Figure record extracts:
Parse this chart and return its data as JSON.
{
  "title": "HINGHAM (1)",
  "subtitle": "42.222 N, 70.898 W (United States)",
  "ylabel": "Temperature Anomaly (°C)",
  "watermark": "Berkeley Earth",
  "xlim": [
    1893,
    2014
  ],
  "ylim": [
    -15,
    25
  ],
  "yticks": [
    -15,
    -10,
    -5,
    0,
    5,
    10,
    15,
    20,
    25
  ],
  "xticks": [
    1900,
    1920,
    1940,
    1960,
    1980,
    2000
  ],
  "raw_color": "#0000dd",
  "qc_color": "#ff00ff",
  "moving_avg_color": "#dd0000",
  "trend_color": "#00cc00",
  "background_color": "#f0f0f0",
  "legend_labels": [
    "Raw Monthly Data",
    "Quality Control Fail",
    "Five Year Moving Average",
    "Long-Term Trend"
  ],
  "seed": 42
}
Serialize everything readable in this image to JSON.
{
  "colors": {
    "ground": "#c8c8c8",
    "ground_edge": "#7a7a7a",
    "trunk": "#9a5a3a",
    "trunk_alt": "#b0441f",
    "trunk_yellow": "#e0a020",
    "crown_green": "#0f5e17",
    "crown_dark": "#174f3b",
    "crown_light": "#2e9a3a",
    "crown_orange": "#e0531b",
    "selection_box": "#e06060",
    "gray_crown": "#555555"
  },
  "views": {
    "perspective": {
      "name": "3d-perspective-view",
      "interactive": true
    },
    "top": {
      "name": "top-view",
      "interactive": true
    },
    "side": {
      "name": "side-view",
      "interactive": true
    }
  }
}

Problem requirements ▸ Write out the whole listing exactly.

Solution below ▸
Parse this chart and return its data as JSON.
{
  "title": "HINGHAM (1)",
  "subtitle": "42.222 N, 70.898 W (United States)",
  "ylabel": "Temperature Anomaly (°C)",
  "watermark": "Berkeley Earth",
  "xlim": [
    1893,
    2014
  ],
  "ylim": [
    -15,
    25
  ],
  "yticks": [
    -15,
    -10,
    -5,
    0,
    5,
    10,
    15,
    20,
    25
  ],
  "xticks": [
    1900,
    1920,
    1940,
    1960,
    1980,
    2000
  ],
  "raw_color": "#0000dd",
  "qc_color": "#ff00ff",
  "moving_avg_color": "#dd0000",
  "trend_color": "#00cc00",
  "background_color": "#f0f0f0",
  "legend_labels": [
    "Raw Monthly Data",
    "Quality Control Fail",
    "Five Year Moving Average",
    "Long-Term Trend"
  ],
  "seed": 42
}
Serialize everything readable in this image to JSON.
{
  "colors": {
    "ground": "#c8c8c8",
    "ground_edge": "#7a7a7a",
    "trunk": "#9a5a3a",
    "trunk_alt": "#b0441f",
    "trunk_yellow": "#e0a020",
    "crown_green": "#0f5e17",
    "crown_dark": "#174f3b",
    "crown_light": "#2e9a3a",
    "crown_orange": "#e0531b",
    "selection_box": "#e06060",
    "gray_crown": "#555555"
  },
  "views": {
    "perspective": {
      "name": "3d-perspective-view",
      "interactive": true
    },
    "top": {
      "name": "top-view",
      "interactive": true
    },
    "side": {
      "name": "side-view",
      "interactive": true
    }
  }
}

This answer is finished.